SHORT EXERCISE A: In the piece on postcards, what is the title of the essay in which George Orwell discusses saucy seaside postcards?
====
I would take a postcard over a poster any day. Free from the facile exhibitionism of the poster, postcards are not just a glaring statement which imposes on or entertains a viewer, they are windows onto something or somewhere. The size of this window also determines its power; they represent something bigger, partly because they are, indeed, smaller. A postcard on the wall draws you in, the viewer becomes like Lewis Carrol’s Alice looking into Wonderland: ‘she knelt down and looked along the passage into the loveliest garden you ever saw. How she longed to get out of that dark hall, and wander about among those beds of bright flowers and those cool fountains, but she could not even get her head through the doorway; “and even if my head would go through,” thought poor Alice, “it would be of very little use without my shoulders. Oh, how I wish I could shut up like a telescope!”’ Like Alice, we are tantalized, already half-seduced by something so small with the power to encompass so much. The experience is like looking through a window onto an entire culture which we can look through and admire but not step into ourselves. Alice’s desire to “shut up like a telescope” is understandable, the desire to shut off the division, so we are no longer tele, at a distance, from the enticements of the garden beyond.   

George Orwell was fascinated by postcards, and their potential to reveal something of cultural identity. In his essay ‘the Art of Donald McGill’ he discusses the particular genre of saucy seaside postcards.  He is interested in the postcards not particularly for their art or humour, which he characterizes as falling into recurring categories such as sex jokes and drunkenness (‘both drunkenness and teetotalism are ipso facto funny.’) It is rather his belief that they offer an insight into a counter-cultural subversive statement against hegemonic cultural systems of law and virtue which drives his admiration for this particular genre of postcard. He posits that they would function in a similarly subversive role if England’s political and social system was fundamentally changed: “in a society which is still basically Christian they naturally concentrate on sex jokes; in a totalitarian society, if they had any freedom of expression at all, they would probably concentrate on laziness or cowardice, but at any rate on the unheroic in one form or another. It will not do to condemn them on the ground that they are vulgar and ugly. That is exactly what they are meant to be. Their whole meaning and virtue is in their unredeemed low-ness, not only in the sense of obscenity, but lowness of outlook in every direction whatever.” Obviously this point is articulated in Orwell’s typically problematic relation to his socialist ideology – that working class culture is something to be celebrated and embraced with class equality, but that he feels it is also essentially ‘low’ and dirty. Yet, his point about the subversive appeal of the postcards is valid – the viewer enjoys the jokes because “A dirty joke is not, of course, a serious attack upon morality, but it is a sort of mental rebellion, a momentary wish that things were otherwise. So also with all other jokes, which always centre round cowardice, laziness, dishonesty or some other quality which society cannot afford to encourage.”
====
SHORT EXERCISE B: Reproduce the entries from their very first line through the line containing "- tab-close-icon[interactable]: ×: [321, 22, 330, 40]", keeping both of those lines.
====
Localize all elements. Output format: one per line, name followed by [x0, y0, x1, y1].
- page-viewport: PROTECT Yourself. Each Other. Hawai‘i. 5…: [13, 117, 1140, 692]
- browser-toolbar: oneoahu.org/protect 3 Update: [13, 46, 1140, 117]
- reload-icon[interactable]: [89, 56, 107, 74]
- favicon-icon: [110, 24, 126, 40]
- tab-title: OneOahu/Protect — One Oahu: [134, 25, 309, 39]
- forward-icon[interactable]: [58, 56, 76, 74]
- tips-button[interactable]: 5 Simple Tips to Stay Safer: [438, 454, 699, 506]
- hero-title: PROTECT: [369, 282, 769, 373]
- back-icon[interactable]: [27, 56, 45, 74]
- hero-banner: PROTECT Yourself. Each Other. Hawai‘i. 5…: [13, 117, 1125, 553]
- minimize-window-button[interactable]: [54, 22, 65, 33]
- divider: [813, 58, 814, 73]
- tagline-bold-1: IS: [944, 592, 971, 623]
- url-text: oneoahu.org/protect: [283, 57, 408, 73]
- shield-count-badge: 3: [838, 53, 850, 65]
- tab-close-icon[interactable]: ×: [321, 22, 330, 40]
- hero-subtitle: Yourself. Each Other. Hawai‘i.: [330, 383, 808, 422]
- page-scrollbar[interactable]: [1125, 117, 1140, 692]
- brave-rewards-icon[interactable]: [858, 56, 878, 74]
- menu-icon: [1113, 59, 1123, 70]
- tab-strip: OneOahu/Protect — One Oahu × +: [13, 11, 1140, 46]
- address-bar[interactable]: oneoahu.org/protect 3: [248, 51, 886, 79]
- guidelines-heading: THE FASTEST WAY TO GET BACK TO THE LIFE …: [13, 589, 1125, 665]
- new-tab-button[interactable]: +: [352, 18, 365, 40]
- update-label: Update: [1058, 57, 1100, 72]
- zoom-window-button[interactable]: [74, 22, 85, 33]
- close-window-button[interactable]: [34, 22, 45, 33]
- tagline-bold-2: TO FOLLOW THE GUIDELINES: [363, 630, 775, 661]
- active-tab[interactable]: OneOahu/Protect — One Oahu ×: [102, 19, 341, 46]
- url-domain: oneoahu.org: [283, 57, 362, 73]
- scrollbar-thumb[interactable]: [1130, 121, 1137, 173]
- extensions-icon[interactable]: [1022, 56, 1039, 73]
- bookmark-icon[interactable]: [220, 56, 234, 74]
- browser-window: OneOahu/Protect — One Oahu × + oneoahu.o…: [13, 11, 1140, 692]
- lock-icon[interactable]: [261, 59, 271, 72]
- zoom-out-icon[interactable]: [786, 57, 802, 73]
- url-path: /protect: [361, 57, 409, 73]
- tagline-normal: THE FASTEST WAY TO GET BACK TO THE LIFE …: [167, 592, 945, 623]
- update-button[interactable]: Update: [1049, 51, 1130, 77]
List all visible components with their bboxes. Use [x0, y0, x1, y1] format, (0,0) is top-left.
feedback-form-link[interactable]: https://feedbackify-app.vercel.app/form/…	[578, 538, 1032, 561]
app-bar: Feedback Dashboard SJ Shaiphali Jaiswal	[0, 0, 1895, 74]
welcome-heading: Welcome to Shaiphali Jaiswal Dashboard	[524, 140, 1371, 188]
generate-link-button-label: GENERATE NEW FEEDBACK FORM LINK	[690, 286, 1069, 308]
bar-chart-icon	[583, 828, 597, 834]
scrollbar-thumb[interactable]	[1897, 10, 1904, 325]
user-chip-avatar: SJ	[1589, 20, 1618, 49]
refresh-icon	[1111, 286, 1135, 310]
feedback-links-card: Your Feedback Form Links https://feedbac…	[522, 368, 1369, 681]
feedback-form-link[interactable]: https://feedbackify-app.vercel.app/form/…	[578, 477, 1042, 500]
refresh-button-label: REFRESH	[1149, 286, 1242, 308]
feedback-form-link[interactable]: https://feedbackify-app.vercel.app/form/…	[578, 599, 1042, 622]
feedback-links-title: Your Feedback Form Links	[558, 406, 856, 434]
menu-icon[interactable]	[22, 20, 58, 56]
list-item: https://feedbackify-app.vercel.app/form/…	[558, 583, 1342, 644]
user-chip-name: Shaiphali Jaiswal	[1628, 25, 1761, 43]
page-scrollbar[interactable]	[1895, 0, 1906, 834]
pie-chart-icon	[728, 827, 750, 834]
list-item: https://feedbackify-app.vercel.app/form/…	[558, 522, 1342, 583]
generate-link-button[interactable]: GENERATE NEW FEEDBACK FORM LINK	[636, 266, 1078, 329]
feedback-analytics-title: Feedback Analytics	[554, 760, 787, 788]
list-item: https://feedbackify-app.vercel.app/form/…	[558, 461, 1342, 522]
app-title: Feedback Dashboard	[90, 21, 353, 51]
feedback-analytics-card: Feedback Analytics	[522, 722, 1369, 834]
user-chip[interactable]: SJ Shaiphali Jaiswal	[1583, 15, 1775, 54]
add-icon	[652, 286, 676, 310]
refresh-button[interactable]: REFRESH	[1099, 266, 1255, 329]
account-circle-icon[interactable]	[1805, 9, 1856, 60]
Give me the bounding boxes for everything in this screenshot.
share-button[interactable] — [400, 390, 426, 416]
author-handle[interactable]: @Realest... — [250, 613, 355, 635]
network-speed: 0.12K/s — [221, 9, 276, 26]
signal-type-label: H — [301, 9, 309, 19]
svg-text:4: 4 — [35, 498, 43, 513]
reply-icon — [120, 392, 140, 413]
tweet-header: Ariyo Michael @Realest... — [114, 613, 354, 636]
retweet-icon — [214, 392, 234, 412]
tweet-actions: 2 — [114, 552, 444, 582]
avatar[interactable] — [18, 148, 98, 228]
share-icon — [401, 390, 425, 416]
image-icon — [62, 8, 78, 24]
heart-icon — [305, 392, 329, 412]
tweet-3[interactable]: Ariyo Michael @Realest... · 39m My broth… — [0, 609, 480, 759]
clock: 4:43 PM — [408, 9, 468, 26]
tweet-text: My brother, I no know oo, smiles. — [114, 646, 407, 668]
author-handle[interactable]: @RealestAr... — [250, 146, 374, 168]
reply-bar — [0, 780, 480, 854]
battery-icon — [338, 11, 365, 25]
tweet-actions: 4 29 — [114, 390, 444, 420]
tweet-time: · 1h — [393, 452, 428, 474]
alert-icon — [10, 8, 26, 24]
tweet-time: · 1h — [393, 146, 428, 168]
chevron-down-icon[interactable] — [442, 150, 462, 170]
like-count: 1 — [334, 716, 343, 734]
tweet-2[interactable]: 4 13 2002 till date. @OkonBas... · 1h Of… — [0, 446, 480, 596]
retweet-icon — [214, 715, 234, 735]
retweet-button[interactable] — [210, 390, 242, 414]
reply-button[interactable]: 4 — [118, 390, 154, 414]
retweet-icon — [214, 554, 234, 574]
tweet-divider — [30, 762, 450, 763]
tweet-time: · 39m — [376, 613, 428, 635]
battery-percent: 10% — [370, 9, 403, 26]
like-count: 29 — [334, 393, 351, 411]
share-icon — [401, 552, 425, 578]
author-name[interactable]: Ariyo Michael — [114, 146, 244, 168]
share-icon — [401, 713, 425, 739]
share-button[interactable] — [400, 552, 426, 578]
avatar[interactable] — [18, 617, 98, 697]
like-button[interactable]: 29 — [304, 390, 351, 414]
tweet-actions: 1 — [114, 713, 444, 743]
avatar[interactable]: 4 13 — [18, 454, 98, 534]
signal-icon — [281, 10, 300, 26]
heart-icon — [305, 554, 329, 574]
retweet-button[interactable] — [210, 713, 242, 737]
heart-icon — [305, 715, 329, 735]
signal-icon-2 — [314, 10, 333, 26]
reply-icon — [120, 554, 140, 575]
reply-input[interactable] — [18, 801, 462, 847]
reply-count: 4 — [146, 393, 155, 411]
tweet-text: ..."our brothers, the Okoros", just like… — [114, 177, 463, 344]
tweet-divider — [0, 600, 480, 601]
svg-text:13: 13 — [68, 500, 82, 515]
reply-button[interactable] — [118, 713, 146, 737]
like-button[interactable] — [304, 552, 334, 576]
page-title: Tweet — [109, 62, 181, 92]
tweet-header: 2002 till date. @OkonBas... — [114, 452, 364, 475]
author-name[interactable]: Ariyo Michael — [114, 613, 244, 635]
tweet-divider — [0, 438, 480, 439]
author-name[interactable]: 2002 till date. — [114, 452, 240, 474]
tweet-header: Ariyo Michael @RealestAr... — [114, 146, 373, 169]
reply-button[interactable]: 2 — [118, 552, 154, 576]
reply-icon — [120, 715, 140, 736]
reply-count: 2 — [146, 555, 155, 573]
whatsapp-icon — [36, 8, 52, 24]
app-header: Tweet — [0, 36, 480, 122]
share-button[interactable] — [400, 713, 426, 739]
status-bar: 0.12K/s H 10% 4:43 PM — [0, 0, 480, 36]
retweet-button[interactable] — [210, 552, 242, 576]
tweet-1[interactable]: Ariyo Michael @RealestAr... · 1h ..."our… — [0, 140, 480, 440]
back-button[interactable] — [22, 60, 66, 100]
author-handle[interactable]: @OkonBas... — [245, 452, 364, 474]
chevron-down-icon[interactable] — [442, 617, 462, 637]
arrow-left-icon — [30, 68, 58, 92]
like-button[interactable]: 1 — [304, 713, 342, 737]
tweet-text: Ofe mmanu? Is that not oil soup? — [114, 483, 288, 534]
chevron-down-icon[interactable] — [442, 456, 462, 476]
====
TASK ANSWER A: 'The Art of Donald McGill'

TASK ANSWER B:
Localize all elements. Output format: one per line, name followed by [x0, y0, x1, y1].
- page-viewport: PROTECT Yourself. Each Other. Hawai‘i. 5…: [13, 117, 1140, 692]
- browser-toolbar: oneoahu.org/protect 3 Update: [13, 46, 1140, 117]
- reload-icon[interactable]: [89, 56, 107, 74]
- favicon-icon: [110, 24, 126, 40]
- tab-title: OneOahu/Protect — One Oahu: [134, 25, 309, 39]
- forward-icon[interactable]: [58, 56, 76, 74]
- tips-button[interactable]: 5 Simple Tips to Stay Safer: [438, 454, 699, 506]
- hero-title: PROTECT: [369, 282, 769, 373]
- back-icon[interactable]: [27, 56, 45, 74]
- hero-banner: PROTECT Yourself. Each Other. Hawai‘i. 5…: [13, 117, 1125, 553]
- minimize-window-button[interactable]: [54, 22, 65, 33]
- divider: [813, 58, 814, 73]
- tagline-bold-1: IS: [944, 592, 971, 623]
- url-text: oneoahu.org/protect: [283, 57, 408, 73]
- shield-count-badge: 3: [838, 53, 850, 65]
- tab-close-icon[interactable]: ×: [321, 22, 330, 40]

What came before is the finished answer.